### What is asked
Repeat the records below exactly.

### Records to use

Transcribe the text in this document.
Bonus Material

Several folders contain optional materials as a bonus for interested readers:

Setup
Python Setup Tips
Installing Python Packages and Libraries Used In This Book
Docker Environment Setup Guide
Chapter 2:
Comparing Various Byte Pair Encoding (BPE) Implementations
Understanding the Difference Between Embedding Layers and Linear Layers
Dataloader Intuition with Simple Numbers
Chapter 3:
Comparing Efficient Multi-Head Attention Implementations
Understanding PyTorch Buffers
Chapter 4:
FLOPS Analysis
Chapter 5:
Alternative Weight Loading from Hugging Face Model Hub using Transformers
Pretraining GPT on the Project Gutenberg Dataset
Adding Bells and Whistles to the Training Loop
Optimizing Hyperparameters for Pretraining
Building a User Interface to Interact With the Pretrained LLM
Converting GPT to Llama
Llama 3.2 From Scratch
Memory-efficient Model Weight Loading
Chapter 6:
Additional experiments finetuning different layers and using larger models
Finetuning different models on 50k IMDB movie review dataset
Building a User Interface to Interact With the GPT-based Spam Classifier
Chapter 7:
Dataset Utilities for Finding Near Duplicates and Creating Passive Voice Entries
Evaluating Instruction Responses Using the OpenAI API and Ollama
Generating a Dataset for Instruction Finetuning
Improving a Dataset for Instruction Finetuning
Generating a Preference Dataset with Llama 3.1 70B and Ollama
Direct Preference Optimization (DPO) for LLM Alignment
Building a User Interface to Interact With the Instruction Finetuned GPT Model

### Answer to the problem
Transcribe the text in this document.
Bonus Material

Several folders contain optional materials as a bonus for interested readers:

Setup
Python Setup Tips
Installing Python Packages and Libraries Used In This Book
Docker Environment Setup Guide
Chapter 2:
Comparing Various Byte Pair Encoding (BPE) Implementations
Understanding the Difference Between Embedding Layers and Linear Layers
Dataloader Intuition with Simple Numbers
Chapter 3:
Comparing Efficient Multi-Head Attention Implementations
Understanding PyTorch Buffers
Chapter 4:
FLOPS Analysis
Chapter 5:
Alternative Weight Loading from Hugging Face Model Hub using Transformers
Pretraining GPT on the Project Gutenberg Dataset
Adding Bells and Whistles to the Training Loop
Optimizing Hyperparameters for Pretraining
Building a User Interface to Interact With the Pretrained LLM
Converting GPT to Llama
Llama 3.2 From Scratch
Memory-efficient Model Weight Loading
Chapter 6:
Additional experiments finetuning different layers and using larger models
Finetuning different models on 50k IMDB movie review dataset
Building a User Interface to Interact With the GPT-based Spam Classifier
Chapter 7:
Dataset Utilities for Finding Near Duplicates and Creating Passive Voice Entries
Evaluating Instruction Responses Using the OpenAI API and Ollama
Generating a Dataset for Instruction Finetuning
Improving a Dataset for Instruction Finetuning
Generating a Preference Dataset with Llama 3.1 70B and Ollama
Direct Preference Optimization (DPO) for LLM Alignment
Building a User Interface to Interact With the Instruction Finetuned GPT Model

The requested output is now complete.